• **Given task**
Print all entries precisely as they are written.

[Extracted records]
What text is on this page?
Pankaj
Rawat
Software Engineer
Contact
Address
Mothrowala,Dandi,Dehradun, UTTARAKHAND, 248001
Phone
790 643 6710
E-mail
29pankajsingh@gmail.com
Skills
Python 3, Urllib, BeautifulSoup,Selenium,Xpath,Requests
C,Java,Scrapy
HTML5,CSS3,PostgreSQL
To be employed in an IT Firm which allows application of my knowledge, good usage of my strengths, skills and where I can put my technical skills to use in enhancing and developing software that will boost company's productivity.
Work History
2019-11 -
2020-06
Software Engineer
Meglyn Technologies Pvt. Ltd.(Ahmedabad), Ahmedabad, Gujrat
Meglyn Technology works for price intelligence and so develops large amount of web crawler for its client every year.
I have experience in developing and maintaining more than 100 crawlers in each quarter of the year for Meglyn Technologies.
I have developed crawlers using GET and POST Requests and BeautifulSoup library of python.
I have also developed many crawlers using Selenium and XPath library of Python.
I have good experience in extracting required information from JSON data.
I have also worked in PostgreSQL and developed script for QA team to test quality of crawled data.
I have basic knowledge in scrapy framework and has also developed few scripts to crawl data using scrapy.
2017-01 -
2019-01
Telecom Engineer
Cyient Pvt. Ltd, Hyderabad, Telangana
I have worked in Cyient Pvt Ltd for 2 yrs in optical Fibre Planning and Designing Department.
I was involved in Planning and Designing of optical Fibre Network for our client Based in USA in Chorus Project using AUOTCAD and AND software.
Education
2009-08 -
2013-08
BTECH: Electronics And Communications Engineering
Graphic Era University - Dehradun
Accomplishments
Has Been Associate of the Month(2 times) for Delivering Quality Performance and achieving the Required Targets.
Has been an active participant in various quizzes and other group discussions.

• **Exercise solution**
What text is on this page?
Pankaj
Rawat
Software Engineer
Contact
Address
Mothrowala,Dandi,Dehradun, UTTARAKHAND, 248001
Phone
790 643 6710
E-mail
29pankajsingh@gmail.com
Skills
Python 3, Urllib, BeautifulSoup,Selenium,Xpath,Requests
C,Java,Scrapy
HTML5,CSS3,PostgreSQL
To be employed in an IT Firm which allows application of my knowledge, good usage of my strengths, skills and where I can put my technical skills to use in enhancing and developing software that will boost company's productivity.
Work History
2019-11 -
2020-06
Software Engineer
Meglyn Technologies Pvt. Ltd.(Ahmedabad), Ahmedabad, Gujrat
Meglyn Technology works for price intelligence and so develops large amount of web crawler for its client every year.
I have experience in developing and maintaining more than 100 crawlers in each quarter of the year for Meglyn Technologies.
I have developed crawlers using GET and POST Requests and BeautifulSoup library of python.
I have also developed many crawlers using Selenium and XPath library of Python.
I have good experience in extracting required information from JSON data.
I have also worked in PostgreSQL and developed script for QA team to test quality of crawled data.
I have basic knowledge in scrapy framework and has also developed few scripts to crawl data using scrapy.
2017-01 -
2019-01
Telecom Engineer
Cyient Pvt. Ltd, Hyderabad, Telangana
I have worked in Cyient Pvt Ltd for 2 yrs in optical Fibre Planning and Designing Department.
I was involved in Planning and Designing of optical Fibre Network for our client Based in USA in Chorus Project using AUOTCAD and AND software.
Education
2009-08 -
2013-08
BTECH: Electronics And Communications Engineering
Graphic Era University - Dehradun
Accomplishments
Has Been Associate of the Month(2 times) for Delivering Quality Performance and achieving the Required Targets.
Has been an active participant in various quizzes and other group discussions.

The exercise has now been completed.